Stated exercise: All of the entries need to be written out again, exactly as they are.

Supplied material:
★ ★ ★ ★ ★ ★ ★

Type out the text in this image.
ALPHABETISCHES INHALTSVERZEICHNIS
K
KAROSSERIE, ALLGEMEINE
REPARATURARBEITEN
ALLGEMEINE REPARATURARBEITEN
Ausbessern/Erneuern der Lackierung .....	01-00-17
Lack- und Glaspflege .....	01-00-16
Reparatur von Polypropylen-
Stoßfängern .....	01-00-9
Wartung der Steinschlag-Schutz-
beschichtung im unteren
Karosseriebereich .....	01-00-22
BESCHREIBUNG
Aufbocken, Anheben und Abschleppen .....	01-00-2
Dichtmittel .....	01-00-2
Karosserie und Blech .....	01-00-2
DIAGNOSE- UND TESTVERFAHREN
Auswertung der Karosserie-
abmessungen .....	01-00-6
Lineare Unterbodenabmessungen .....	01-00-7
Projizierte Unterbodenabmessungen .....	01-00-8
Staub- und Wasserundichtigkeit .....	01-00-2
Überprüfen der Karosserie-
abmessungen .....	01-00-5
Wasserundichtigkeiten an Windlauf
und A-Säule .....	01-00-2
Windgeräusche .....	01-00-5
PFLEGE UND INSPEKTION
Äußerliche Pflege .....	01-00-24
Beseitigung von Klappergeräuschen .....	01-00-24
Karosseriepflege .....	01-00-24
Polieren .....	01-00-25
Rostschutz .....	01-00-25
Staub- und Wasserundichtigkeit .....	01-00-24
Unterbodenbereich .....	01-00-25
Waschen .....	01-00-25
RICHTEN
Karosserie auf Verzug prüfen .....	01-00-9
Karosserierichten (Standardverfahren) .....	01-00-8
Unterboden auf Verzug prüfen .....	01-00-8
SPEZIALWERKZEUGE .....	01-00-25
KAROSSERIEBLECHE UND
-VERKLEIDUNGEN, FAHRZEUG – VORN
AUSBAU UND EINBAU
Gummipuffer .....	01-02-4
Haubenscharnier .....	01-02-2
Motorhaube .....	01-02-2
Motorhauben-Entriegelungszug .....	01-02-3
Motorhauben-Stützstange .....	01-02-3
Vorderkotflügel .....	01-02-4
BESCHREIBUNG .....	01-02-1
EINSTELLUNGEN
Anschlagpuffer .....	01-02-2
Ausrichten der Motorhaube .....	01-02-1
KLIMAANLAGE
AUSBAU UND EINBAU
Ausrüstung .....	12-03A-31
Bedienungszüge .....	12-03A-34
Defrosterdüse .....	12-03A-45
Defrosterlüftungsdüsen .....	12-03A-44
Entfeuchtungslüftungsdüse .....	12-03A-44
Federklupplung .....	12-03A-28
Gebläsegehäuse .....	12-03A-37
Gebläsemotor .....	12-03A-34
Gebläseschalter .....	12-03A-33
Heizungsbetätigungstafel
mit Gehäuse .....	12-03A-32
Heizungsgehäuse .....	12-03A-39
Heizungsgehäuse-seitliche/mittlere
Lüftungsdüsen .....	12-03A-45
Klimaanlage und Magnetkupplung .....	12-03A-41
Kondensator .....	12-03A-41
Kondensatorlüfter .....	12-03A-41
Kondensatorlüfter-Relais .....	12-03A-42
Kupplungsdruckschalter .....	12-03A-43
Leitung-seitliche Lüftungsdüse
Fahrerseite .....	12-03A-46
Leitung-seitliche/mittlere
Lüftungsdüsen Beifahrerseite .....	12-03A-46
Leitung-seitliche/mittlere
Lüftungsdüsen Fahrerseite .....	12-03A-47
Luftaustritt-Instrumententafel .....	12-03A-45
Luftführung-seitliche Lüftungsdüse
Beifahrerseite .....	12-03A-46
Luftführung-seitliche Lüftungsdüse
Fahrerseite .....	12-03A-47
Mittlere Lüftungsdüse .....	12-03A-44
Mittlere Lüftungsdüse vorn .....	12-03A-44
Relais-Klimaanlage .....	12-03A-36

★ ★ ★ ★ ★ ★ ★

Correct response:
Type out the text in this image.
ALPHABETISCHES INHALTSVERZEICHNIS
K
KAROSSERIE, ALLGEMEINE
REPARATURARBEITEN
ALLGEMEINE REPARATURARBEITEN
Ausbessern/Erneuern der Lackierung .....	01-00-17
Lack- und Glaspflege .....	01-00-16
Reparatur von Polypropylen-
Stoßfängern .....	01-00-9
Wartung der Steinschlag-Schutz-
beschichtung im unteren
Karosseriebereich .....	01-00-22
BESCHREIBUNG
Aufbocken, Anheben und Abschleppen .....	01-00-2
Dichtmittel .....	01-00-2
Karosserie und Blech .....	01-00-2
DIAGNOSE- UND TESTVERFAHREN
Auswertung der Karosserie-
abmessungen .....	01-00-6
Lineare Unterbodenabmessungen .....	01-00-7
Projizierte Unterbodenabmessungen .....	01-00-8
Staub- und Wasserundichtigkeit .....	01-00-2
Überprüfen der Karosserie-
abmessungen .....	01-00-5
Wasserundichtigkeiten an Windlauf
und A-Säule .....	01-00-2
Windgeräusche .....	01-00-5
PFLEGE UND INSPEKTION
Äußerliche Pflege .....	01-00-24
Beseitigung von Klappergeräuschen .....	01-00-24
Karosseriepflege .....	01-00-24
Polieren .....	01-00-25
Rostschutz .....	01-00-25
Staub- und Wasserundichtigkeit .....	01-00-24
Unterbodenbereich .....	01-00-25
Waschen .....	01-00-25
RICHTEN
Karosserie auf Verzug prüfen .....	01-00-9
Karosserierichten (Standardverfahren) .....	01-00-8
Unterboden auf Verzug prüfen .....	01-00-8
SPEZIALWERKZEUGE .....	01-00-25
KAROSSERIEBLECHE UND
-VERKLEIDUNGEN, FAHRZEUG – VORN
AUSBAU UND EINBAU
Gummipuffer .....	01-02-4
Haubenscharnier .....	01-02-2
Motorhaube .....	01-02-2
Motorhauben-Entriegelungszug .....	01-02-3
Motorhauben-Stützstange .....	01-02-3
Vorderkotflügel .....	01-02-4
BESCHREIBUNG .....	01-02-1
EINSTELLUNGEN
Anschlagpuffer .....	01-02-2
Ausrichten der Motorhaube .....	01-02-1
KLIMAANLAGE
AUSBAU UND EINBAU
Ausrüstung .....	12-03A-31
Bedienungszüge .....	12-03A-34
Defrosterdüse .....	12-03A-45
Defrosterlüftungsdüsen .....	12-03A-44
Entfeuchtungslüftungsdüse .....	12-03A-44
Federklupplung .....	12-03A-28
Gebläsegehäuse .....	12-03A-37
Gebläsemotor .....	12-03A-34
Gebläseschalter .....	12-03A-33
Heizungsbetätigungstafel
mit Gehäuse .....	12-03A-32
Heizungsgehäuse .....	12-03A-39
Heizungsgehäuse-seitliche/mittlere
Lüftungsdüsen .....	12-03A-45
Klimaanlage und Magnetkupplung .....	12-03A-41
Kondensator .....	12-03A-41
Kondensatorlüfter .....	12-03A-41
Kondensatorlüfter-Relais .....	12-03A-42
Kupplungsdruckschalter .....	12-03A-43
Leitung-seitliche Lüftungsdüse
Fahrerseite .....	12-03A-46
Leitung-seitliche/mittlere
Lüftungsdüsen Beifahrerseite .....	12-03A-46
Leitung-seitliche/mittlere
Lüftungsdüsen Fahrerseite .....	12-03A-47
Luftaustritt-Instrumententafel .....	12-03A-45
Luftführung-seitliche Lüftungsdüse
Beifahrerseite .....	12-03A-46
Luftführung-seitliche Lüftungsdüse
Fahrerseite .....	12-03A-47
Mittlere Lüftungsdüse .....	12-03A-44
Mittlere Lüftungsdüse vorn .....	12-03A-44
Relais-Klimaanlage .....	12-03A-36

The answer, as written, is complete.